● **Written instruction**: Scan the data below for the string "labels". Show every line where it turns up.

● **Records for this exercise**:
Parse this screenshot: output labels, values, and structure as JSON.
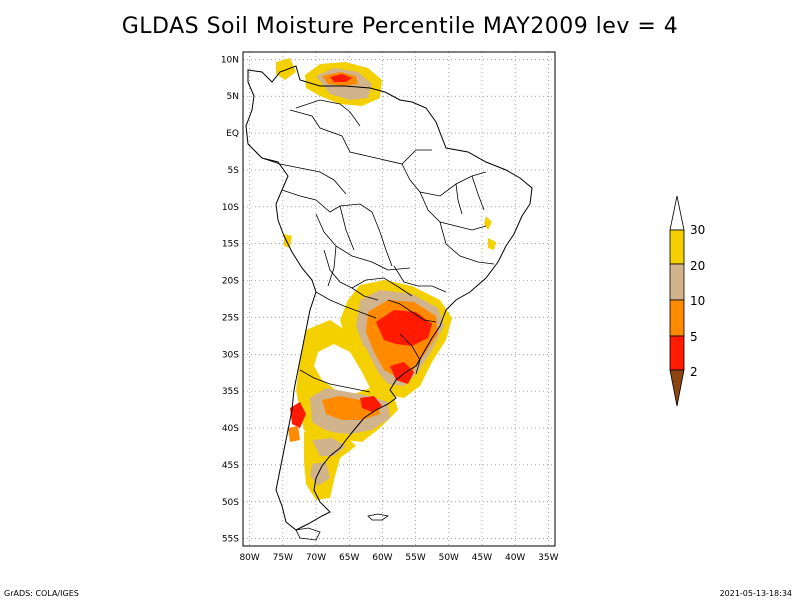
{
  "title": "GLDAS Soil Moisture Percentile MAY2009 lev = 4",
  "axes": {
    "lon_ticks": [
      "80W",
      "75W",
      "70W",
      "65W",
      "60W",
      "55W",
      "50W",
      "45W",
      "40W",
      "35W"
    ],
    "lat_ticks": [
      "10N",
      "5N",
      "EQ",
      "5S",
      "10S",
      "15S",
      "20S",
      "25S",
      "30S",
      "35S",
      "40S",
      "45S",
      "50S",
      "55S"
    ],
    "lon_range": [
      -81,
      -34
    ],
    "lat_range": [
      -56,
      11
    ],
    "grid": "dotted"
  },
  "colorbar": {
    "labels": [
      "30",
      "20",
      "10",
      "5",
      "2"
    ],
    "colors": [
      "#ffffff",
      "#f5d000",
      "#d2b48c",
      "#ff8a00",
      "#ff1a00",
      "#8b4513"
    ]
  },
  "footer": {
    "left": "GrADS: COLA/IGES",
    "right": "2021-05-13-18:34"
  }
}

● **The result**:
Parse this screenshot: output labels, values, and structure as JSON.
    "labels": [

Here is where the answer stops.